WHAT IS BEING ASKED => Please report every line from the material that contains the word "Dragon".
--- start of GIVEN INFORMATION ---
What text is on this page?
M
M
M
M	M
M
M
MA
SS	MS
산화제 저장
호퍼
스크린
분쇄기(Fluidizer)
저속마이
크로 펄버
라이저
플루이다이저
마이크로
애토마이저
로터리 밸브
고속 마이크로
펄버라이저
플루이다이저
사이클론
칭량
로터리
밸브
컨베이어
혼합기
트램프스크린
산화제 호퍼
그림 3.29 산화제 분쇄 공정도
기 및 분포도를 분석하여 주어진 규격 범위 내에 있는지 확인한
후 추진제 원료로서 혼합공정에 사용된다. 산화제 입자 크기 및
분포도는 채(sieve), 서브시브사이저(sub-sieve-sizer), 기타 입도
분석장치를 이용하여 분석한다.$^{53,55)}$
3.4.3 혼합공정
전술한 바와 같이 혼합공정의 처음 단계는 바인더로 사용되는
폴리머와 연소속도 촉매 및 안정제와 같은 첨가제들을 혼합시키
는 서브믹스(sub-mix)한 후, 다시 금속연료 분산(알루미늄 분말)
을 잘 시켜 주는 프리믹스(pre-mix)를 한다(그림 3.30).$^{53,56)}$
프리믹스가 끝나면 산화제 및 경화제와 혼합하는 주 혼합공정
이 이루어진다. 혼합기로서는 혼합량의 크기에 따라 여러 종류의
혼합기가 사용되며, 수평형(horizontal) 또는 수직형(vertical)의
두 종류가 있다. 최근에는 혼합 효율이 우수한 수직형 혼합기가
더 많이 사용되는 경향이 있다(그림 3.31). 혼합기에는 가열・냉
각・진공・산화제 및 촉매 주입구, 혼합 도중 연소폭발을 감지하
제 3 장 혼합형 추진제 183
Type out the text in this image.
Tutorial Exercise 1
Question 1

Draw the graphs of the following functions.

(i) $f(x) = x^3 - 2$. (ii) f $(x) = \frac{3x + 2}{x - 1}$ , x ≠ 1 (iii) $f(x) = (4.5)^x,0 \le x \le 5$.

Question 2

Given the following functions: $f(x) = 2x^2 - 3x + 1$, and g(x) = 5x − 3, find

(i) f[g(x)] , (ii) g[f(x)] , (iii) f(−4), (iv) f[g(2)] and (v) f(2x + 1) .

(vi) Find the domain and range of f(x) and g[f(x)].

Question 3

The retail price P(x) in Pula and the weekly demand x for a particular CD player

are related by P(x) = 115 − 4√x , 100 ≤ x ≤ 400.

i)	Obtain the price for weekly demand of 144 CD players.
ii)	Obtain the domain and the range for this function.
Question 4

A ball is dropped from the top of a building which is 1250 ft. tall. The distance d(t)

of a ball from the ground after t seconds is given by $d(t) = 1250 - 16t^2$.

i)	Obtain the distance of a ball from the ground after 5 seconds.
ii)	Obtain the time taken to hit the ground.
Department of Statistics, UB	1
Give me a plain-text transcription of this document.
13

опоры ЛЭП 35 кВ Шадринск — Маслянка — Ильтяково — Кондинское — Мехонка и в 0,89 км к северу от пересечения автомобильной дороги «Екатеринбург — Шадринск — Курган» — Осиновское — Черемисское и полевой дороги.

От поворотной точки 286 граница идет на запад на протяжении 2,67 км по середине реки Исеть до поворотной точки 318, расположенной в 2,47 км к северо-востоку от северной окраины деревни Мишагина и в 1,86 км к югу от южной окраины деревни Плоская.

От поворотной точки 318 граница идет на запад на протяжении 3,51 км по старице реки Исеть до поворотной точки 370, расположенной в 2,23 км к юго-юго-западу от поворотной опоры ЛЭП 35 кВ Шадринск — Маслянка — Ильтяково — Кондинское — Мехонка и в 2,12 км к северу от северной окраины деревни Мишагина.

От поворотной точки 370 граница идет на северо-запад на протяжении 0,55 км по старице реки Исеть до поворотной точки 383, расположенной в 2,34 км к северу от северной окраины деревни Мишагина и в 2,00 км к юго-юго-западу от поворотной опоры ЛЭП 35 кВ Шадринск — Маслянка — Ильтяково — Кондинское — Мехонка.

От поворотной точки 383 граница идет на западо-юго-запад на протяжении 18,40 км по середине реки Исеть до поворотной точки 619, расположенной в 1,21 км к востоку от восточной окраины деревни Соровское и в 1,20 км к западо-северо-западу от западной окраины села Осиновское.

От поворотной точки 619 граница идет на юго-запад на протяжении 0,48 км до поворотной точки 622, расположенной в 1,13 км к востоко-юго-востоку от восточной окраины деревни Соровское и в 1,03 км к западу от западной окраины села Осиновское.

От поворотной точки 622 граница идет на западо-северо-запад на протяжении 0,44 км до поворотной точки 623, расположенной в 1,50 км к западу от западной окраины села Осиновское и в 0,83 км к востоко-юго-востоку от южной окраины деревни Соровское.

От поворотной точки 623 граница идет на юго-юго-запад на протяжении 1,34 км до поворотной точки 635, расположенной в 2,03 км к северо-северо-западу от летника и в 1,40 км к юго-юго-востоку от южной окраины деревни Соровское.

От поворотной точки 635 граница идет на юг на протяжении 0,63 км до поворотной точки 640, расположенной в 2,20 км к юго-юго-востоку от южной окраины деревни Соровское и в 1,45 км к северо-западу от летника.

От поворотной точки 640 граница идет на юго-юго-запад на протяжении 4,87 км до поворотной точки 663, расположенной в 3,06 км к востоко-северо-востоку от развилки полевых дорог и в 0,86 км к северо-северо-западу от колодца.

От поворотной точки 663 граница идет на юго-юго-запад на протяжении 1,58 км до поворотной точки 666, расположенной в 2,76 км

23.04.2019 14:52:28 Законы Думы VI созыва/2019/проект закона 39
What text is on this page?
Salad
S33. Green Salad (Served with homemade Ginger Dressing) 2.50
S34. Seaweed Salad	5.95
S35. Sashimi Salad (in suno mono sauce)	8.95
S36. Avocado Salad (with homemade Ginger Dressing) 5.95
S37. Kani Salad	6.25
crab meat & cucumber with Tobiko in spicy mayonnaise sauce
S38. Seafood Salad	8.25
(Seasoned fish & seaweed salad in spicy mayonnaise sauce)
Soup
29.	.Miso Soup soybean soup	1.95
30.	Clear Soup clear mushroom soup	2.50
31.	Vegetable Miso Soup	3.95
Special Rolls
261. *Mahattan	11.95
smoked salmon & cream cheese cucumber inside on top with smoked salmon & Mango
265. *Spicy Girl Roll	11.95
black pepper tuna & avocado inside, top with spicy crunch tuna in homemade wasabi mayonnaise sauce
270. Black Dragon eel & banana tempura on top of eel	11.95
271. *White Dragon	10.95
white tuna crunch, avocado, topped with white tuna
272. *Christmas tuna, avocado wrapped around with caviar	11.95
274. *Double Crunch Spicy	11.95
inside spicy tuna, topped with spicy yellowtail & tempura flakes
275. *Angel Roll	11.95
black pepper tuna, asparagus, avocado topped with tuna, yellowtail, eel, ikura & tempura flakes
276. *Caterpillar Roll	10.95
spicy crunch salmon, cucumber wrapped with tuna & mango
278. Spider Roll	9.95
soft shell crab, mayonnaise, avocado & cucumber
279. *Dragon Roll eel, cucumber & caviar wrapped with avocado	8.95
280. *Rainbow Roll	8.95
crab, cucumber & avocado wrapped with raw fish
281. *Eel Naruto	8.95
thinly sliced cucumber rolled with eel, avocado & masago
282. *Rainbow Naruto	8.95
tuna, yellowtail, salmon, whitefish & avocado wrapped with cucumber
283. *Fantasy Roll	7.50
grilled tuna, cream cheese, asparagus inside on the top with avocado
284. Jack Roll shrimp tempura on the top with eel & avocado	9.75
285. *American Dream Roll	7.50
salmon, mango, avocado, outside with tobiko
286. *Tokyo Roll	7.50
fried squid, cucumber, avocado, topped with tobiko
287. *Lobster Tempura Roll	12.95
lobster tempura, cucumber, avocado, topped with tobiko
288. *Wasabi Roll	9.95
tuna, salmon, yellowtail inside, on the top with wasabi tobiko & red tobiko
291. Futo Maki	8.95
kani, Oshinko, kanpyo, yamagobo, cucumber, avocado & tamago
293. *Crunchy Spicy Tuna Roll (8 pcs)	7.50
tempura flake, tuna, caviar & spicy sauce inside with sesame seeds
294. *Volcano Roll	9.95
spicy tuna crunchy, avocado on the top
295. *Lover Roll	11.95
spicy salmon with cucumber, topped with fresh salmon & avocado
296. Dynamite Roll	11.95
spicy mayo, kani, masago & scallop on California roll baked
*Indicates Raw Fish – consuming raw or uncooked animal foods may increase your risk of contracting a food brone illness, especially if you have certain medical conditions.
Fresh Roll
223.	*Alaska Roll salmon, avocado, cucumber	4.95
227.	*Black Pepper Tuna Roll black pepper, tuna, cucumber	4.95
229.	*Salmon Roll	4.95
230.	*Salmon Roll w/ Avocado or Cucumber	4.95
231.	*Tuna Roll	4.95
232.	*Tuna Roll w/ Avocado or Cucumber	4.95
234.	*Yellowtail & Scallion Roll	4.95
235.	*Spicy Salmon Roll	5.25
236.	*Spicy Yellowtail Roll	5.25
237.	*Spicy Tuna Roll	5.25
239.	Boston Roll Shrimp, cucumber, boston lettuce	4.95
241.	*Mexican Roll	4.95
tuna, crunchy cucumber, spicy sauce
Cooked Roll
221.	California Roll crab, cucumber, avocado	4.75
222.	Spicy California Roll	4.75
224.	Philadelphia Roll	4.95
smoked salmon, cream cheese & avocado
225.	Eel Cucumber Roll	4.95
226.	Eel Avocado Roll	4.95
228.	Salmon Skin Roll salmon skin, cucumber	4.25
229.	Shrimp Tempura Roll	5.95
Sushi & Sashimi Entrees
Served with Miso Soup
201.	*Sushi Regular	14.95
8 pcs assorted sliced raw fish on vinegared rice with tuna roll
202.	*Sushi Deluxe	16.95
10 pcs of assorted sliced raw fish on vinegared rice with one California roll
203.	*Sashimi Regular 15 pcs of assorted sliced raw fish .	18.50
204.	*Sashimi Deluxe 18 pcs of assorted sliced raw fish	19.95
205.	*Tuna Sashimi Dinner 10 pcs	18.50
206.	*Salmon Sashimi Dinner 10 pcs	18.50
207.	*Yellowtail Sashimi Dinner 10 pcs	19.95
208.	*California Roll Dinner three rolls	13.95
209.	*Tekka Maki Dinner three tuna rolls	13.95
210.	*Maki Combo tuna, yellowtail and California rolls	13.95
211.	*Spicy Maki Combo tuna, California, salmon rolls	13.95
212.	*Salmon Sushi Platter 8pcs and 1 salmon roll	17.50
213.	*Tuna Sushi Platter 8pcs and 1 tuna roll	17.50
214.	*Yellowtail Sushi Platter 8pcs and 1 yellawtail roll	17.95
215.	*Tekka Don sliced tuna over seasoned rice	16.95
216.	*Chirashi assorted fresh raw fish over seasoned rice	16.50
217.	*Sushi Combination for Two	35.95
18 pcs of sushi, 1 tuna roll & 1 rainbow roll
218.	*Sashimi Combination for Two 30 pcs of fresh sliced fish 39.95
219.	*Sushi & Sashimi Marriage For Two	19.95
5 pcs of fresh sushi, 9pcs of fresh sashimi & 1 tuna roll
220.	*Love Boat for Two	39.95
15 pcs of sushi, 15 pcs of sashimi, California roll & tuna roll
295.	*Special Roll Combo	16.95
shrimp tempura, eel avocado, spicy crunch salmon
--- end of GIVEN INFORMATION ---
ANSWER FOR THE TASK =>
270. Black Dragon eel & banana tempura on top of eel	11.95
271. *White Dragon	10.95
279. *Dragon Roll eel, cucumber & caviar wrapped with avocado	8.95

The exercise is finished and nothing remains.